EXERCISE BRIEF: In the records below, find each line with the word "color" and copy it.

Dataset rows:
>> BEGIN

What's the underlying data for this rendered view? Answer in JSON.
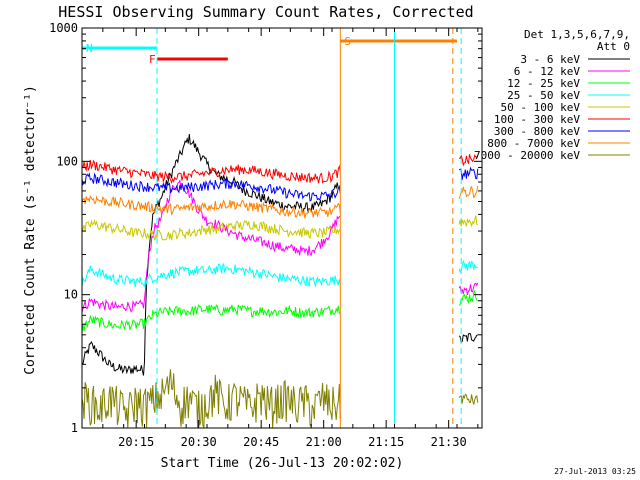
{
  "chart_data": {
    "type": "line",
    "title": "HESSI Observing Summary Count Rates, Corrected",
    "xlabel": "Start Time (26-Jul-13 20:02:02)",
    "ylabel": "Corrected Count Rate (s⁻¹ detector⁻¹)",
    "y_scale": "log",
    "ylim": [
      1,
      1000
    ],
    "xlim_minutes": [
      0,
      96
    ],
    "x_tick_labels": [
      "20:15",
      "20:30",
      "20:45",
      "21:00",
      "21:15",
      "21:30"
    ],
    "y_tick_labels": [
      "1",
      "10",
      "100",
      "1000"
    ],
    "legend_header": [
      "Det 1,3,5,6,7,9,",
      "Att 0"
    ],
    "legend_placement": "right",
    "timestamp": "27-Jul-2013 03:25",
    "annotations": [
      {
        "label": "N",
        "color": "#00ffff",
        "x_start": 0,
        "x_end": 18
      },
      {
        "label": "F",
        "color": "#ff0000",
        "x_start": 18,
        "x_end": 35
      },
      {
        "label": "S",
        "color": "#ff8000",
        "x_start": 62,
        "x_end": 90
      }
    ],
    "shading_gaps": [
      [
        62,
        90
      ]
    ],
    "series": [
      {
        "name": "3 - 6 keV",
        "color": "#000000",
        "start": 3,
        "values": [
          4.2,
          3.6,
          3.0,
          2.8,
          2.7,
          2.8,
          2.7,
          40,
          55,
          80,
          110,
          150,
          120,
          95,
          80,
          75,
          70,
          62,
          58,
          54,
          50,
          48,
          46,
          46,
          45,
          45,
          48,
          55,
          70
        ],
        "tail": [
          4.5,
          5.0
        ]
      },
      {
        "name": "6 - 12 keV",
        "color": "#ff00ff",
        "start": 8,
        "values": [
          9.0,
          8.5,
          8.2,
          8.0,
          8.3,
          8.1,
          8.5,
          30,
          38,
          60,
          70,
          58,
          44,
          36,
          34,
          31,
          29,
          27,
          26,
          25,
          24,
          23,
          22,
          22,
          21,
          22,
          25,
          30,
          40
        ],
        "tail": [
          10.5,
          11.5
        ]
      },
      {
        "name": "12 - 25 keV",
        "color": "#00ff00",
        "start": 5.5,
        "values": [
          6.5,
          6.2,
          6.0,
          5.8,
          6.0,
          5.9,
          6.1,
          7.0,
          7.4,
          7.5,
          7.6,
          7.5,
          7.7,
          7.8,
          7.7,
          7.6,
          7.8,
          7.7,
          7.5,
          7.6,
          7.5,
          7.4,
          7.6,
          7.5,
          7.3,
          7.4,
          7.5,
          7.7,
          8.0
        ],
        "tail": [
          9.0,
          10.0
        ]
      },
      {
        "name": "25 - 50 keV",
        "color": "#00ffff",
        "start": 12,
        "values": [
          15.5,
          14.5,
          13.5,
          13.0,
          12.8,
          12.5,
          12.6,
          13.5,
          14.0,
          14.5,
          14.8,
          15.0,
          15.2,
          15.0,
          15.5,
          15.8,
          15.6,
          15.2,
          14.8,
          14.5,
          14.0,
          13.5,
          13.2,
          13.0,
          12.8,
          12.5,
          12.6,
          12.8,
          13.0
        ],
        "tail": [
          16.0,
          17.0
        ]
      },
      {
        "name": "50 - 100 keV",
        "color": "#c8c800",
        "start": 30,
        "values": [
          34,
          33,
          32,
          31,
          30,
          29,
          29,
          28,
          28,
          28,
          29,
          29,
          30,
          31,
          31,
          32,
          33,
          33,
          34,
          33,
          32,
          31,
          30,
          30,
          29,
          29,
          29,
          30,
          31
        ],
        "tail": [
          35,
          36
        ]
      },
      {
        "name": "100 - 300 keV",
        "color": "#ff0000",
        "start": 90,
        "values": [
          95,
          92,
          89,
          86,
          84,
          82,
          80,
          78,
          77,
          76,
          77,
          78,
          80,
          82,
          84,
          86,
          87,
          87,
          86,
          84,
          82,
          80,
          78,
          77,
          76,
          75,
          75,
          77,
          85
        ],
        "tail": [
          100,
          105
        ]
      },
      {
        "name": "300 - 800 keV",
        "color": "#0000ff",
        "start": 72,
        "values": [
          75,
          73,
          71,
          69,
          67,
          66,
          65,
          64,
          63,
          63,
          63,
          64,
          65,
          66,
          67,
          68,
          68,
          67,
          66,
          64,
          62,
          60,
          58,
          56,
          55,
          55,
          55,
          56,
          60
        ],
        "tail": [
          80,
          82
        ]
      },
      {
        "name": "800 - 7000 keV",
        "color": "#ff8000",
        "start": 52,
        "values": [
          53,
          51,
          50,
          49,
          48,
          47,
          46,
          45,
          44,
          44,
          44,
          45,
          46,
          46,
          47,
          48,
          48,
          47,
          46,
          45,
          44,
          43,
          42,
          42,
          41,
          41,
          41,
          42,
          45
        ],
        "tail": [
          58,
          60
        ]
      },
      {
        "name": "7000 - 20000 keV",
        "color": "#808000",
        "start": 1.7,
        "values": [
          1.6,
          1.4,
          1.7,
          1.5,
          1.3,
          1.6,
          1.5,
          1.6,
          1.8,
          2.2,
          1.5,
          1.7,
          1.4,
          1.6,
          1.9,
          1.5,
          1.7,
          1.6,
          1.4,
          1.8,
          1.5,
          1.6,
          1.7,
          1.5,
          1.6,
          1.4,
          1.7,
          1.5,
          1.6
        ],
        "tail": [
          1.7,
          1.6
        ]
      }
    ]
  }
}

>> END

SOLUTION TO THIS EXERCISE:
        "color": "#00ffff",
        "color": "#ff0000",
        "color": "#ff8000",
        "color": "#000000",
        "color": "#ff00ff",
        "color": "#00ff00",
        "color": "#00ffff",
        "color": "#c8c800",
        "color": "#ff0000",
        "color": "#0000ff",
        "color": "#ff8000",
        "color": "#808000",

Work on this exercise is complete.